» Figure collection entries:
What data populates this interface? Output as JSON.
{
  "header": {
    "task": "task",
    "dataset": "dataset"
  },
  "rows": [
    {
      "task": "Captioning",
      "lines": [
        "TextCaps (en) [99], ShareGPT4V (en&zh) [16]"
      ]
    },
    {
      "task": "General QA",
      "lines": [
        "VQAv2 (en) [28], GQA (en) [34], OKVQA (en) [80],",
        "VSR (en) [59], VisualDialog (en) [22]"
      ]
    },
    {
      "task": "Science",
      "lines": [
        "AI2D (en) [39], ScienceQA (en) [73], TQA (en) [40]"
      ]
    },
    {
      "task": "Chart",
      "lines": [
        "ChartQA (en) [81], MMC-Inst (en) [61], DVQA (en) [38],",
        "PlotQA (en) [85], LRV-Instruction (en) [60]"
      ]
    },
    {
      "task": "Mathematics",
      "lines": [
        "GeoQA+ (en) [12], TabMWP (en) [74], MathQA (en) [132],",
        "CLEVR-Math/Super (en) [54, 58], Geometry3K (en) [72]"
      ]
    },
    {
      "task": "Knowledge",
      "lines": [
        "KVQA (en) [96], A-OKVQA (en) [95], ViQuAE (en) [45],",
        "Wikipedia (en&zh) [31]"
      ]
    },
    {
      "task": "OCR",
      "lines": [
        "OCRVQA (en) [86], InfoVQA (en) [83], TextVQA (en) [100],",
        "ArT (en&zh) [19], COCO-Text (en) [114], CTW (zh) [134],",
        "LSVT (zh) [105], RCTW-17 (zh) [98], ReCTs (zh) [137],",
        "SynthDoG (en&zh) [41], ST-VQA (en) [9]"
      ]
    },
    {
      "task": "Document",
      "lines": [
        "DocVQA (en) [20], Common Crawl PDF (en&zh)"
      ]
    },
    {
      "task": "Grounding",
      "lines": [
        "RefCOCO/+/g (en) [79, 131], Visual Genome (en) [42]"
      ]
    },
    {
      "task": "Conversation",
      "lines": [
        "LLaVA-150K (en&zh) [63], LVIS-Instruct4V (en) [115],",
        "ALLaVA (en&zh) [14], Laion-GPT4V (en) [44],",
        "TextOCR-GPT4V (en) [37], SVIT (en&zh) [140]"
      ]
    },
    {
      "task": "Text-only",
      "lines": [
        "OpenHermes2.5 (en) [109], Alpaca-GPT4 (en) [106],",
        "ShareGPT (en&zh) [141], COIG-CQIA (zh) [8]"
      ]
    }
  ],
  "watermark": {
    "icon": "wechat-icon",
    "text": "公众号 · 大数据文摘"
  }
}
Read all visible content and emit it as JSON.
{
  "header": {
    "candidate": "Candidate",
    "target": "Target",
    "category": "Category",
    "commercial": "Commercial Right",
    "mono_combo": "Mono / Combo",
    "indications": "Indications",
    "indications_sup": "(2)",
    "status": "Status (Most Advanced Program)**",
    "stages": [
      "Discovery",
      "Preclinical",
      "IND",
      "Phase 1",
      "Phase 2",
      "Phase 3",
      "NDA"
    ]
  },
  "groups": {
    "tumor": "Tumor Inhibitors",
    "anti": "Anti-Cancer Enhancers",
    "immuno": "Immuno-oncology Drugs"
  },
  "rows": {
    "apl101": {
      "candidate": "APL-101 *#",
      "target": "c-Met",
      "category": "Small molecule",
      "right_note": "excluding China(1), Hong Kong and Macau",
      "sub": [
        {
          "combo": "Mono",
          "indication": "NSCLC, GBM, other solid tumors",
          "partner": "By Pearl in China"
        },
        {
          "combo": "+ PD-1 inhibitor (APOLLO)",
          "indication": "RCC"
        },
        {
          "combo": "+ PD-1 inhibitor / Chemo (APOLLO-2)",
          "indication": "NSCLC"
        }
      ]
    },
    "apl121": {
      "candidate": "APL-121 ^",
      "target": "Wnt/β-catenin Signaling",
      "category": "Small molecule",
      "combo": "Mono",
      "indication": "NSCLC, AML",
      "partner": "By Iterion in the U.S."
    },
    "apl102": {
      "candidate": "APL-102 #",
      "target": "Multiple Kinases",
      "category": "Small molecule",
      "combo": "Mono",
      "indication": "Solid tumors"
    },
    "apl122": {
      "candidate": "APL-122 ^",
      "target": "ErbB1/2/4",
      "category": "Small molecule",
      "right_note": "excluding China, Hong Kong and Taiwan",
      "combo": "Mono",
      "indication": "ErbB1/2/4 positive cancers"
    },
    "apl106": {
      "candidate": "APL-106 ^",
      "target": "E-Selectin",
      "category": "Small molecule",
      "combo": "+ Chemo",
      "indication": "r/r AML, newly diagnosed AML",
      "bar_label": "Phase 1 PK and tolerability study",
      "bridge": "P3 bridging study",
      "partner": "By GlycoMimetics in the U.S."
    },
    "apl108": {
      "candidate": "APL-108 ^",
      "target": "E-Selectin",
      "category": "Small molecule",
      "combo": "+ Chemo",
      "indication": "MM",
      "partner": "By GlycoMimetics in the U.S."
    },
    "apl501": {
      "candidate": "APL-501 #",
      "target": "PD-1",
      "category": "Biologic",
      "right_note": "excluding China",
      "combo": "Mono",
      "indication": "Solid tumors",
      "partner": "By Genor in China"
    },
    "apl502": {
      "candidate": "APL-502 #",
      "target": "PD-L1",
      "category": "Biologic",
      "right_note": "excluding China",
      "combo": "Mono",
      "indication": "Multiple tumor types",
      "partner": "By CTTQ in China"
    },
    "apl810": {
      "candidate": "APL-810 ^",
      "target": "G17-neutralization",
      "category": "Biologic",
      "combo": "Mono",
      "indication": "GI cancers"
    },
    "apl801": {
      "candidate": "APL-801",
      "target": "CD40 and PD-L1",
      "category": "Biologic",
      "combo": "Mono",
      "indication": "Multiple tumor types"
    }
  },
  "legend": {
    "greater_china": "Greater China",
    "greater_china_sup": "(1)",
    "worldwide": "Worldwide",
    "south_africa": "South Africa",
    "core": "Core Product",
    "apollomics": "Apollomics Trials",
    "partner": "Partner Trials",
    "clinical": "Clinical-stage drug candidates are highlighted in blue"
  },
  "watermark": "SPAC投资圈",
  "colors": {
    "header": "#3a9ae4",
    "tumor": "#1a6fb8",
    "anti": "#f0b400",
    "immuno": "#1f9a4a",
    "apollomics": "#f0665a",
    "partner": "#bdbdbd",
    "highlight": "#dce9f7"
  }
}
==
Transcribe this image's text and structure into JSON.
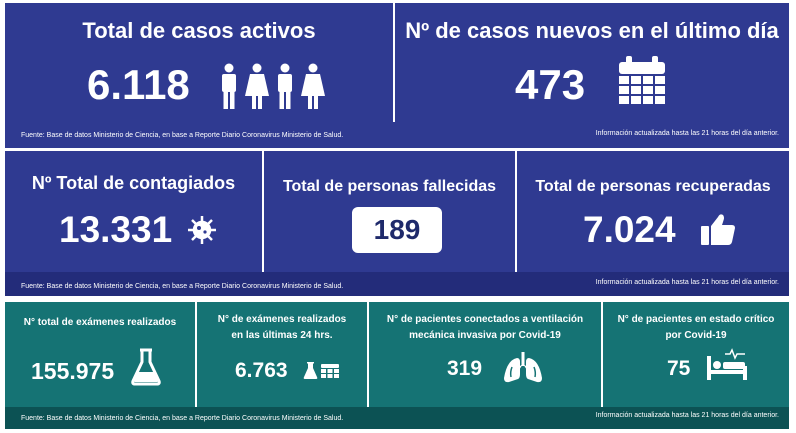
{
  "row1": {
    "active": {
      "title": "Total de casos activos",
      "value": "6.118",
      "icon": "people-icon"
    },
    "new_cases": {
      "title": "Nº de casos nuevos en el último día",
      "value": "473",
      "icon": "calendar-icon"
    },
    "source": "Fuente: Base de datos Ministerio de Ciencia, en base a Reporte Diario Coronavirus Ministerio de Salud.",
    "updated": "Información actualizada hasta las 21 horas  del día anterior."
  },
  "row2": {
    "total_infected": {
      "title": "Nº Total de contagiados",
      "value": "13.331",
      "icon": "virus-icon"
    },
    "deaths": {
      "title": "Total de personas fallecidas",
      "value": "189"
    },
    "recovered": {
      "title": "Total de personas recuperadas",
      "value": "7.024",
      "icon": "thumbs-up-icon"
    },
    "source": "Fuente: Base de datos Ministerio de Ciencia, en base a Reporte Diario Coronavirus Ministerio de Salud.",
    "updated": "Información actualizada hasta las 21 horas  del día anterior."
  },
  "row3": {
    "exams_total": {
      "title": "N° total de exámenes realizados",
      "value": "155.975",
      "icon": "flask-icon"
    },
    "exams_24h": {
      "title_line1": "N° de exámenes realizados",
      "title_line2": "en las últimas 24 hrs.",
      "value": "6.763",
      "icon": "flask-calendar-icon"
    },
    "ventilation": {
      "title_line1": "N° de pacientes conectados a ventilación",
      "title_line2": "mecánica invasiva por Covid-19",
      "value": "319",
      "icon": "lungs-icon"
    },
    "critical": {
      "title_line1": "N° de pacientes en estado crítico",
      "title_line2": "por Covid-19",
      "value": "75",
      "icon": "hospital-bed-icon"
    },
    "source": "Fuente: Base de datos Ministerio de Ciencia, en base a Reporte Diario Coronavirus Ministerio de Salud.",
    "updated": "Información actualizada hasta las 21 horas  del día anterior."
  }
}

» WORK INSTRUCTION:
Copy out each line of the entries that holds "flask".

» OUTPUT FOR THIS TASK:
      "icon": "flask-icon"
      "icon": "flask-calendar-icon"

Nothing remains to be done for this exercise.